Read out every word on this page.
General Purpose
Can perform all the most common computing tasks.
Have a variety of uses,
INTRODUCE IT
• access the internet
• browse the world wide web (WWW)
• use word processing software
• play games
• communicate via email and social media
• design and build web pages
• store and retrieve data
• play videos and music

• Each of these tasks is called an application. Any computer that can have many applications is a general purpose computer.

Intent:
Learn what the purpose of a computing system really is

Exercise directions ->
Using the data above, reproduce every line exactly.

Task response ->
Read out every word on this page.
General Purpose
Can perform all the most common computing tasks.
Have a variety of uses,
INTRODUCE IT
• access the internet
• browse the world wide web (WWW)
• use word processing software
• play games
• communicate via email and social media
• design and build web pages
• store and retrieve data
• play videos and music

• Each of these tasks is called an application. Any computer that can have many applications is a general purpose computer.

Intent:
Learn what the purpose of a computing system really is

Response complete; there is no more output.